*AIM OF THE EXERCISE:*
Quote every line of the material beneath this one.

*THE INPUT:*
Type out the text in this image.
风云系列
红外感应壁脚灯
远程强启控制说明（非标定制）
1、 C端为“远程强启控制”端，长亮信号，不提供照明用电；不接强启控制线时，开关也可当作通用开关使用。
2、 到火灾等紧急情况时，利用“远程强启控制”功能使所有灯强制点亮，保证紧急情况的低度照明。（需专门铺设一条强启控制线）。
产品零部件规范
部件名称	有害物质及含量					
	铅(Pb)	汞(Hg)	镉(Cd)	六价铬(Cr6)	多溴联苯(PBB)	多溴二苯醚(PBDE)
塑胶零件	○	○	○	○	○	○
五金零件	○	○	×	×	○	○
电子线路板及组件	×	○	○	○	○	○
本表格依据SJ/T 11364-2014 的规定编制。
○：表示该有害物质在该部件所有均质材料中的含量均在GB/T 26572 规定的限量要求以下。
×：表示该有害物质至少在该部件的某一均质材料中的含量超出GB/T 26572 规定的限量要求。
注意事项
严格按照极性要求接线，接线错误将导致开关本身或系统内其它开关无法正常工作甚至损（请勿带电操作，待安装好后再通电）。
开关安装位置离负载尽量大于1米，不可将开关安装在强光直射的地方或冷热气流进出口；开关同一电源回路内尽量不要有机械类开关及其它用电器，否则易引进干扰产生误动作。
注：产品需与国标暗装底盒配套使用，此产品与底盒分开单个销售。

*WORKED SOLUTION:*
Type out the text in this image.
风云系列
红外感应壁脚灯
远程强启控制说明（非标定制）
1、 C端为“远程强启控制”端，长亮信号，不提供照明用电；不接强启控制线时，开关也可当作通用开关使用。
2、 到火灾等紧急情况时，利用“远程强启控制”功能使所有灯强制点亮，保证紧急情况的低度照明。（需专门铺设一条强启控制线）。
产品零部件规范
部件名称	有害物质及含量					
	铅(Pb)	汞(Hg)	镉(Cd)	六价铬(Cr6)	多溴联苯(PBB)	多溴二苯醚(PBDE)
塑胶零件	○	○	○	○	○	○
五金零件	○	○	×	×	○	○
电子线路板及组件	×	○	○	○	○	○
本表格依据SJ/T 11364-2014 的规定编制。
○：表示该有害物质在该部件所有均质材料中的含量均在GB/T 26572 规定的限量要求以下。
×：表示该有害物质至少在该部件的某一均质材料中的含量超出GB/T 26572 规定的限量要求。
注意事项
严格按照极性要求接线，接线错误将导致开关本身或系统内其它开关无法正常工作甚至损（请勿带电操作，待安装好后再通电）。
开关安装位置离负载尽量大于1米，不可将开关安装在强光直射的地方或冷热气流进出口；开关同一电源回路内尽量不要有机械类开关及其它用电器，否则易引进干扰产生误动作。
注：产品需与国标暗装底盒配套使用，此产品与底盒分开单个销售。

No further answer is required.